Prompt — Below are some entries; can you quote all of them exactly?

[START Material provided]

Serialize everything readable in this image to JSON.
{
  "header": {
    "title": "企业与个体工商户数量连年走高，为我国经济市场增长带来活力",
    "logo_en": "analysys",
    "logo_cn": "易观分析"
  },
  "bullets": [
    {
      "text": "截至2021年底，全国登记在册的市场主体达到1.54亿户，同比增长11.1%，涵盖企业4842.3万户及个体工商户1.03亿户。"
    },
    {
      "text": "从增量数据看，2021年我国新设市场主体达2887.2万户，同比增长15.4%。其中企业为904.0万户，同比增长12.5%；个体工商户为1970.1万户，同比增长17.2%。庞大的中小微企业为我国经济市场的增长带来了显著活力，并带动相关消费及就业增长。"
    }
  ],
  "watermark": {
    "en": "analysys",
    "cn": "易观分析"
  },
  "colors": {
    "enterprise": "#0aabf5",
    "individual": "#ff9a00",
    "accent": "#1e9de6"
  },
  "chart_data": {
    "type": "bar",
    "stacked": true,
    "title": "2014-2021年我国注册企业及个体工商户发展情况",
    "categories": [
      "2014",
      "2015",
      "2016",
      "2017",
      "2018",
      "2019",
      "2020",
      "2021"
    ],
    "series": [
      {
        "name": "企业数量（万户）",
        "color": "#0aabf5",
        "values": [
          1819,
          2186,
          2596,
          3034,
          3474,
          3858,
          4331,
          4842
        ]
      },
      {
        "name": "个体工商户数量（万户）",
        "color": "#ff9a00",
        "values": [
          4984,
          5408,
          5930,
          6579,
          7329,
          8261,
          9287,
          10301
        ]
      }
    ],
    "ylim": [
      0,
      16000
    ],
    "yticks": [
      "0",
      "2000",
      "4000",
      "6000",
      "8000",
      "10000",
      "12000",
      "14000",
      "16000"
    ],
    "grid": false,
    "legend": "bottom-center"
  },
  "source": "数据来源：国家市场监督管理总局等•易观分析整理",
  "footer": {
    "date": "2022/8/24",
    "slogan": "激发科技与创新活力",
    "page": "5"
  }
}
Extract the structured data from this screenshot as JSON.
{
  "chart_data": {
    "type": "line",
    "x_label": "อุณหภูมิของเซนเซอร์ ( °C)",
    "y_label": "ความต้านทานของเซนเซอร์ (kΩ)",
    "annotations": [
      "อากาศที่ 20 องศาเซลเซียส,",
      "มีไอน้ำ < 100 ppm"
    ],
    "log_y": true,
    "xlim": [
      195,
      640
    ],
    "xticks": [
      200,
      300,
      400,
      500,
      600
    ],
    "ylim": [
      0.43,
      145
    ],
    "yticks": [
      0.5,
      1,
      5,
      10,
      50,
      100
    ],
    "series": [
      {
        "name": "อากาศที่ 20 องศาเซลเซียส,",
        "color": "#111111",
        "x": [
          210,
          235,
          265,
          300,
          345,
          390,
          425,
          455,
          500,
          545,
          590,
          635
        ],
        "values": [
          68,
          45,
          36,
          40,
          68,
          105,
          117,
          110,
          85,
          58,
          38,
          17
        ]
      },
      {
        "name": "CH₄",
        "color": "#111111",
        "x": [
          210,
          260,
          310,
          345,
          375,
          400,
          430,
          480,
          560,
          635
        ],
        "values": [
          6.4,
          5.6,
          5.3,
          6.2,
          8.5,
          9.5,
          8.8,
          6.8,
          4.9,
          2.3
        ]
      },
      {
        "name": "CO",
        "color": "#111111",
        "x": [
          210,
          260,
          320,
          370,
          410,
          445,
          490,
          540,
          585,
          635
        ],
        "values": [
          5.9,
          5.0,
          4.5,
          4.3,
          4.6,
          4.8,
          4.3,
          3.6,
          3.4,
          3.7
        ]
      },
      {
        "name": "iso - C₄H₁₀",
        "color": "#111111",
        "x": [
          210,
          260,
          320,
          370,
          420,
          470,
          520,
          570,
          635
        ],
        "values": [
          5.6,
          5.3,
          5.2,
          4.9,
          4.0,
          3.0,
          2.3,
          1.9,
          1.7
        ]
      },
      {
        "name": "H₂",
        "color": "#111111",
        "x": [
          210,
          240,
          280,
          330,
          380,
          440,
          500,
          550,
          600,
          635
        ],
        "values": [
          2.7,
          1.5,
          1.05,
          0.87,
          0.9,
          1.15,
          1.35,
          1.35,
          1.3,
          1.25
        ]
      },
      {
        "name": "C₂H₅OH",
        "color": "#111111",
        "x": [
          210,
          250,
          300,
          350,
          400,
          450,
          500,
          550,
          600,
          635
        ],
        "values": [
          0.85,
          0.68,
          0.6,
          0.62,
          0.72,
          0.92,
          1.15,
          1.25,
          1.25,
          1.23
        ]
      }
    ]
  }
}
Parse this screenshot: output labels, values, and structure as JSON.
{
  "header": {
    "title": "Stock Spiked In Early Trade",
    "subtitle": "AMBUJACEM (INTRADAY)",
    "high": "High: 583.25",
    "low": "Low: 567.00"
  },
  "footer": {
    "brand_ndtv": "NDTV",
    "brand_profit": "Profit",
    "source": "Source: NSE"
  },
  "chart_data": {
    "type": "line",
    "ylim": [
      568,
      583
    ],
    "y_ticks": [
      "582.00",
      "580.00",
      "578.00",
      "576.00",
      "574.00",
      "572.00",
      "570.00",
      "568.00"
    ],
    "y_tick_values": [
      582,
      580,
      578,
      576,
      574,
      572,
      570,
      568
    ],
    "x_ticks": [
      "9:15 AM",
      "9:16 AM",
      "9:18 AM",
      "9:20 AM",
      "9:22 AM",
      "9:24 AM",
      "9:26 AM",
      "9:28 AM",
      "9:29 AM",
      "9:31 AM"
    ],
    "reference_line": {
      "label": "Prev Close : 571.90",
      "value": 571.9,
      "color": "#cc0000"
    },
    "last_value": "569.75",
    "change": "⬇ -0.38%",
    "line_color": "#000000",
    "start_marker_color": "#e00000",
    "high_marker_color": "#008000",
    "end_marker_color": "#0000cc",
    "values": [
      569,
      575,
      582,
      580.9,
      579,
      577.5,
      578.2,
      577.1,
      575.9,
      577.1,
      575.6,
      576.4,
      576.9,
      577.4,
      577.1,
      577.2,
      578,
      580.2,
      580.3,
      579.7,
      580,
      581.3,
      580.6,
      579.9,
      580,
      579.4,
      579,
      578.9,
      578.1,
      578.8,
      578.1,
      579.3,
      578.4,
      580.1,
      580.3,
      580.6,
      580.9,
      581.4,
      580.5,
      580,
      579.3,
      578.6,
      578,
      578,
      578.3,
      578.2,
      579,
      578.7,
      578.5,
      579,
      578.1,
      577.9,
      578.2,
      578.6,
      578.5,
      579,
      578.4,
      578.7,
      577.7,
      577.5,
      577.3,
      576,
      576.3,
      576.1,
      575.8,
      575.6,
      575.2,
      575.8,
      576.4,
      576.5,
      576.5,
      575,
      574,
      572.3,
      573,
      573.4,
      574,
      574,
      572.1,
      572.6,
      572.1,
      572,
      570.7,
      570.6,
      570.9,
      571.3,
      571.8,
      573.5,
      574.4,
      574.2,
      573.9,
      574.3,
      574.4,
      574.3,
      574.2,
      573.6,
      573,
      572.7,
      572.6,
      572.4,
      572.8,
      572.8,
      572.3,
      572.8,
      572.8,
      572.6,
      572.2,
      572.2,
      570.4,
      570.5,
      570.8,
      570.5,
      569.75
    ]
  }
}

[END Material provided]

Result below —
Serialize everything readable in this image to JSON.
{
  "header": {
    "title": "企业与个体工商户数量连年走高，为我国经济市场增长带来活力",
    "logo_en": "analysys",
    "logo_cn": "易观分析"
  },
  "bullets": [
    {
      "text": "截至2021年底，全国登记在册的市场主体达到1.54亿户，同比增长11.1%，涵盖企业4842.3万户及个体工商户1.03亿户。"
    },
    {
      "text": "从增量数据看，2021年我国新设市场主体达2887.2万户，同比增长15.4%。其中企业为904.0万户，同比增长12.5%；个体工商户为1970.1万户，同比增长17.2%。庞大的中小微企业为我国经济市场的增长带来了显著活力，并带动相关消费及就业增长。"
    }
  ],
  "watermark": {
    "en": "analysys",
    "cn": "易观分析"
  },
  "colors": {
    "enterprise": "#0aabf5",
    "individual": "#ff9a00",
    "accent": "#1e9de6"
  },
  "chart_data": {
    "type": "bar",
    "stacked": true,
    "title": "2014-2021年我国注册企业及个体工商户发展情况",
    "categories": [
      "2014",
      "2015",
      "2016",
      "2017",
      "2018",
      "2019",
      "2020",
      "2021"
    ],
    "series": [
      {
        "name": "企业数量（万户）",
        "color": "#0aabf5",
        "values": [
          1819,
          2186,
          2596,
          3034,
          3474,
          3858,
          4331,
          4842
        ]
      },
      {
        "name": "个体工商户数量（万户）",
        "color": "#ff9a00",
        "values": [
          4984,
          5408,
          5930,
          6579,
          7329,
          8261,
          9287,
          10301
        ]
      }
    ],
    "ylim": [
      0,
      16000
    ],
    "yticks": [
      "0",
      "2000",
      "4000",
      "6000",
      "8000",
      "10000",
      "12000",
      "14000",
      "16000"
    ],
    "grid": false,
    "legend": "bottom-center"
  },
  "source": "数据来源：国家市场监督管理总局等•易观分析整理",
  "footer": {
    "date": "2022/8/24",
    "slogan": "激发科技与创新活力",
    "page": "5"
  }
}
Extract the structured data from this screenshot as JSON.
{
  "chart_data": {
    "type": "line",
    "x_label": "อุณหภูมิของเซนเซอร์ ( °C)",
    "y_label": "ความต้านทานของเซนเซอร์ (kΩ)",
    "annotations": [
      "อากาศที่ 20 องศาเซลเซียส,",
      "มีไอน้ำ < 100 ppm"
    ],
    "log_y": true,
    "xlim": [
      195,
      640
    ],
    "xticks": [
      200,
      300,
      400,
      500,
      600
    ],
    "ylim": [
      0.43,
      145
    ],
    "yticks": [
      0.5,
      1,
      5,
      10,
      50,
      100
    ],
    "series": [
      {
        "name": "อากาศที่ 20 องศาเซลเซียส,",
        "color": "#111111",
        "x": [
          210,
          235,
          265,
          300,
          345,
          390,
          425,
          455,
          500,
          545,
          590,
          635
        ],
        "values": [
          68,
          45,
          36,
          40,
          68,
          105,
          117,
          110,
          85,
          58,
          38,
          17
        ]
      },
      {
        "name": "CH₄",
        "color": "#111111",
        "x": [
          210,
          260,
          310,
          345,
          375,
          400,
          430,
          480,
          560,
          635
        ],
        "values": [
          6.4,
          5.6,
          5.3,
          6.2,
          8.5,
          9.5,
          8.8,
          6.8,
          4.9,
          2.3
        ]
      },
      {
        "name": "CO",
        "color": "#111111",
        "x": [
          210,
          260,
          320,
          370,
          410,
          445,
          490,
          540,
          585,
          635
        ],
        "values": [
          5.9,
          5.0,
          4.5,
          4.3,
          4.6,
          4.8,
          4.3,
          3.6,
          3.4,
          3.7
        ]
      },
      {
        "name": "iso - C₄H₁₀",
        "color": "#111111",
        "x": [
          210,
          260,
          320,
          370,
          420,
          470,
          520,
          570,
          635
        ],
        "values": [
          5.6,
          5.3,
          5.2,
          4.9,
          4.0,
          3.0,
          2.3,
          1.9,
          1.7
        ]
      },
      {
        "name": "H₂",
        "color": "#111111",
        "x": [
          210,
          240,
          280,
          330,
          380,
          440,
          500,
          550,
          600,
          635
        ],
        "values": [
          2.7,
          1.5,
          1.05,
          0.87,
          0.9,
          1.15,
          1.35,
          1.35,
          1.3,
          1.25
        ]
      },
      {
        "name": "C₂H₅OH",
        "color": "#111111",
        "x": [
          210,
          250,
          300,
          350,
          400,
          450,
          500,
          550,
          600,
          635
        ],
        "values": [
          0.85,
          0.68,
          0.6,
          0.62,
          0.72,
          0.92,
          1.15,
          1.25,
          1.25,
          1.23
        ]
      }
    ]
  }
}
Parse this screenshot: output labels, values, and structure as JSON.
{
  "header": {
    "title": "Stock Spiked In Early Trade",
    "subtitle": "AMBUJACEM (INTRADAY)",
    "high": "High: 583.25",
    "low": "Low: 567.00"
  },
  "footer": {
    "brand_ndtv": "NDTV",
    "brand_profit": "Profit",
    "source": "Source: NSE"
  },
  "chart_data": {
    "type": "line",
    "ylim": [
      568,
      583
    ],
    "y_ticks": [
      "582.00",
      "580.00",
      "578.00",
      "576.00",
      "574.00",
      "572.00",
      "570.00",
      "568.00"
    ],
    "y_tick_values": [
      582,
      580,
      578,
      576,
      574,
      572,
      570,
      568
    ],
    "x_ticks": [
      "9:15 AM",
      "9:16 AM",
      "9:18 AM",
      "9:20 AM",
      "9:22 AM",
      "9:24 AM",
      "9:26 AM",
      "9:28 AM",
      "9:29 AM",
      "9:31 AM"
    ],
    "reference_line": {
      "label": "Prev Close : 571.90",
      "value": 571.9,
      "color": "#cc0000"
    },
    "last_value": "569.75",
    "change": "⬇ -0.38%",
    "line_color": "#000000",
    "start_marker_color": "#e00000",
    "high_marker_color": "#008000",
    "end_marker_color": "#0000cc",
    "values": [
      569,
      575,
      582,
      580.9,
      579,
      577.5,
      578.2,
      577.1,
      575.9,
      577.1,
      575.6,
      576.4,
      576.9,
      577.4,
      577.1,
      577.2,
      578,
      580.2,
      580.3,
      579.7,
      580,
      581.3,
      580.6,
      579.9,
      580,
      579.4,
      579,
      578.9,
      578.1,
      578.8,
      578.1,
      579.3,
      578.4,
      580.1,
      580.3,
      580.6,
      580.9,
      581.4,
      580.5,
      580,
      579.3,
      578.6,
      578,
      578,
      578.3,
      578.2,
      579,
      578.7,
      578.5,
      579,
      578.1,
      577.9,
      578.2,
      578.6,
      578.5,
      579,
      578.4,
      578.7,
      577.7,
      577.5,
      577.3,
      576,
      576.3,
      576.1,
      575.8,
      575.6,
      575.2,
      575.8,
      576.4,
      576.5,
      576.5,
      575,
      574,
      572.3,
      573,
      573.4,
      574,
      574,
      572.1,
      572.6,
      572.1,
      572,
      570.7,
      570.6,
      570.9,
      571.3,
      571.8,
      573.5,
      574.4,
      574.2,
      573.9,
      574.3,
      574.4,
      574.3,
      574.2,
      573.6,
      573,
      572.7,
      572.6,
      572.4,
      572.8,
      572.8,
      572.3,
      572.8,
      572.8,
      572.6,
      572.2,
      572.2,
      570.4,
      570.5,
      570.8,
      570.5,
      569.75
    ]
  }
}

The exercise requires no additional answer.